Print the whole listing exactly.

(Items from a figure collection)
----------

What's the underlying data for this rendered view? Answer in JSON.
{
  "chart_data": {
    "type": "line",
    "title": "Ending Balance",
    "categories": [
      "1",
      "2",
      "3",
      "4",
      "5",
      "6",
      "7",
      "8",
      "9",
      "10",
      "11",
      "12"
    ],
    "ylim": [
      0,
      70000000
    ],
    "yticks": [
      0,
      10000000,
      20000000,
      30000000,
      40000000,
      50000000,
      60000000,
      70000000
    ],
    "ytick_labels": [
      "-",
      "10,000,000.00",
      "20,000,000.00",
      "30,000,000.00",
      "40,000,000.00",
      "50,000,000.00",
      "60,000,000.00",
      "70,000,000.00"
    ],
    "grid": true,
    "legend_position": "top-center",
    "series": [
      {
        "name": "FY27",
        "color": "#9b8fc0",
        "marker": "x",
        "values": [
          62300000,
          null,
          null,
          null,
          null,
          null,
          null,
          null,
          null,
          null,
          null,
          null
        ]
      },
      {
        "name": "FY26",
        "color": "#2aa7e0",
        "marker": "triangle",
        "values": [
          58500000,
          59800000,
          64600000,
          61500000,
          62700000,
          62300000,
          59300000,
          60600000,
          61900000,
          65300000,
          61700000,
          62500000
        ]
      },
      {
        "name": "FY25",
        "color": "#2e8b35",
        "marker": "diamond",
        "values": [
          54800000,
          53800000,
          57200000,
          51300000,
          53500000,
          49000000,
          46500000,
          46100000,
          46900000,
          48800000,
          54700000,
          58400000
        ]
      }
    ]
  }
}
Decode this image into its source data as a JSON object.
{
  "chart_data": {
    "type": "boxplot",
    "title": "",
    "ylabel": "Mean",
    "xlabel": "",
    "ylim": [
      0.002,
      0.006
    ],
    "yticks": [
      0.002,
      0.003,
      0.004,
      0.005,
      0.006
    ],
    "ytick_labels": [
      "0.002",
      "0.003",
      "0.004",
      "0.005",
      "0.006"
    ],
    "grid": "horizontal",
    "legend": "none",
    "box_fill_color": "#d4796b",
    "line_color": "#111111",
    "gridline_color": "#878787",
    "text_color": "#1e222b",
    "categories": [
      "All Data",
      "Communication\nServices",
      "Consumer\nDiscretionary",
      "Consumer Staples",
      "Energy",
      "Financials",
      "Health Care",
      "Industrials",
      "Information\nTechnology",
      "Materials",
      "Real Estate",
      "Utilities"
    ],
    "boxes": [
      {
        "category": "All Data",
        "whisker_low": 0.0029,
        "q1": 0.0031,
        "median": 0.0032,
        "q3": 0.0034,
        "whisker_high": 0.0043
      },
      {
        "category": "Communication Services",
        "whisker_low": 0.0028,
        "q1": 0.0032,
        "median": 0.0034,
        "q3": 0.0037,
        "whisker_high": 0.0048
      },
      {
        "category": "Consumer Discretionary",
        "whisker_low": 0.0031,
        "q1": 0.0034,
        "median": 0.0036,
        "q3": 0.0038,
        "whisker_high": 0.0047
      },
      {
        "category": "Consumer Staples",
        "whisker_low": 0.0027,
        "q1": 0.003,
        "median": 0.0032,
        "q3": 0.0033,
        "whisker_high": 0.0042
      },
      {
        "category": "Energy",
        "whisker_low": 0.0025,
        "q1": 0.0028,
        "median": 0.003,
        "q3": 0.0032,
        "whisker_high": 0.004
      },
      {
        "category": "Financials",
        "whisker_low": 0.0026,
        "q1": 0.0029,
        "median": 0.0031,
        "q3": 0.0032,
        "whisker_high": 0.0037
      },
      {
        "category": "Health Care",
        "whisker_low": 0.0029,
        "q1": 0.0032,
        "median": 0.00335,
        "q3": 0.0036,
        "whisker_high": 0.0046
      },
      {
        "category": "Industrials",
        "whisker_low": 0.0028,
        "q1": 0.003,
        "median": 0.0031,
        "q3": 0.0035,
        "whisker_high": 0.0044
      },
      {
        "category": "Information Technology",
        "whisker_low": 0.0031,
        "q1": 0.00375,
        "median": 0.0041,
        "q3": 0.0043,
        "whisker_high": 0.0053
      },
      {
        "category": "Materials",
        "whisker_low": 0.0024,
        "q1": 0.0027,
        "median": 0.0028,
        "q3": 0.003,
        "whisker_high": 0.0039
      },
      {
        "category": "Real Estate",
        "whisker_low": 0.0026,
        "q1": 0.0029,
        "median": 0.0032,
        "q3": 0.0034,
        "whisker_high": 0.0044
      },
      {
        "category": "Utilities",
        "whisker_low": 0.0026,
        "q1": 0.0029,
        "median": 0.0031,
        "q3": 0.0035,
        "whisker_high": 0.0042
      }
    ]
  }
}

----------

■ **ANSWER TO THE EXERCISE**
What's the underlying data for this rendered view? Answer in JSON.
{
  "chart_data": {
    "type": "line",
    "title": "Ending Balance",
    "categories": [
      "1",
      "2",
      "3",
      "4",
      "5",
      "6",
      "7",
      "8",
      "9",
      "10",
      "11",
      "12"
    ],
    "ylim": [
      0,
      70000000
    ],
    "yticks": [
      0,
      10000000,
      20000000,
      30000000,
      40000000,
      50000000,
      60000000,
      70000000
    ],
    "ytick_labels": [
      "-",
      "10,000,000.00",
      "20,000,000.00",
      "30,000,000.00",
      "40,000,000.00",
      "50,000,000.00",
      "60,000,000.00",
      "70,000,000.00"
    ],
    "grid": true,
    "legend_position": "top-center",
    "series": [
      {
        "name": "FY27",
        "color": "#9b8fc0",
        "marker": "x",
        "values": [
          62300000,
          null,
          null,
          null,
          null,
          null,
          null,
          null,
          null,
          null,
          null,
          null
        ]
      },
      {
        "name": "FY26",
        "color": "#2aa7e0",
        "marker": "triangle",
        "values": [
          58500000,
          59800000,
          64600000,
          61500000,
          62700000,
          62300000,
          59300000,
          60600000,
          61900000,
          65300000,
          61700000,
          62500000
        ]
      },
      {
        "name": "FY25",
        "color": "#2e8b35",
        "marker": "diamond",
        "values": [
          54800000,
          53800000,
          57200000,
          51300000,
          53500000,
          49000000,
          46500000,
          46100000,
          46900000,
          48800000,
          54700000,
          58400000
        ]
      }
    ]
  }
}
Decode this image into its source data as a JSON object.
{
  "chart_data": {
    "type": "boxplot",
    "title": "",
    "ylabel": "Mean",
    "xlabel": "",
    "ylim": [
      0.002,
      0.006
    ],
    "yticks": [
      0.002,
      0.003,
      0.004,
      0.005,
      0.006
    ],
    "ytick_labels": [
      "0.002",
      "0.003",
      "0.004",
      "0.005",
      "0.006"
    ],
    "grid": "horizontal",
    "legend": "none",
    "box_fill_color": "#d4796b",
    "line_color": "#111111",
    "gridline_color": "#878787",
    "text_color": "#1e222b",
    "categories": [
      "All Data",
      "Communication\nServices",
      "Consumer\nDiscretionary",
      "Consumer Staples",
      "Energy",
      "Financials",
      "Health Care",
      "Industrials",
      "Information\nTechnology",
      "Materials",
      "Real Estate",
      "Utilities"
    ],
    "boxes": [
      {
        "category": "All Data",
        "whisker_low": 0.0029,
        "q1": 0.0031,
        "median": 0.0032,
        "q3": 0.0034,
        "whisker_high": 0.0043
      },
      {
        "category": "Communication Services",
        "whisker_low": 0.0028,
        "q1": 0.0032,
        "median": 0.0034,
        "q3": 0.0037,
        "whisker_high": 0.0048
      },
      {
        "category": "Consumer Discretionary",
        "whisker_low": 0.0031,
        "q1": 0.0034,
        "median": 0.0036,
        "q3": 0.0038,
        "whisker_high": 0.0047
      },
      {
        "category": "Consumer Staples",
        "whisker_low": 0.0027,
        "q1": 0.003,
        "median": 0.0032,
        "q3": 0.0033,
        "whisker_high": 0.0042
      },
      {
        "category": "Energy",
        "whisker_low": 0.0025,
        "q1": 0.0028,
        "median": 0.003,
        "q3": 0.0032,
        "whisker_high": 0.004
      },
      {
        "category": "Financials",
        "whisker_low": 0.0026,
        "q1": 0.0029,
        "median": 0.0031,
        "q3": 0.0032,
        "whisker_high": 0.0037
      },
      {
        "category": "Health Care",
        "whisker_low": 0.0029,
        "q1": 0.0032,
        "median": 0.00335,
        "q3": 0.0036,
        "whisker_high": 0.0046
      },
      {
        "category": "Industrials",
        "whisker_low": 0.0028,
        "q1": 0.003,
        "median": 0.0031,
        "q3": 0.0035,
        "whisker_high": 0.0044
      },
      {
        "category": "Information Technology",
        "whisker_low": 0.0031,
        "q1": 0.00375,
        "median": 0.0041,
        "q3": 0.0043,
        "whisker_high": 0.0053
      },
      {
        "category": "Materials",
        "whisker_low": 0.0024,
        "q1": 0.0027,
        "median": 0.0028,
        "q3": 0.003,
        "whisker_high": 0.0039
      },
      {
        "category": "Real Estate",
        "whisker_low": 0.0026,
        "q1": 0.0029,
        "median": 0.0032,
        "q3": 0.0034,
        "whisker_high": 0.0044
      },
      {
        "category": "Utilities",
        "whisker_low": 0.0026,
        "q1": 0.0029,
        "median": 0.0031,
        "q3": 0.0035,
        "whisker_high": 0.0042
      }
    ]
  }
}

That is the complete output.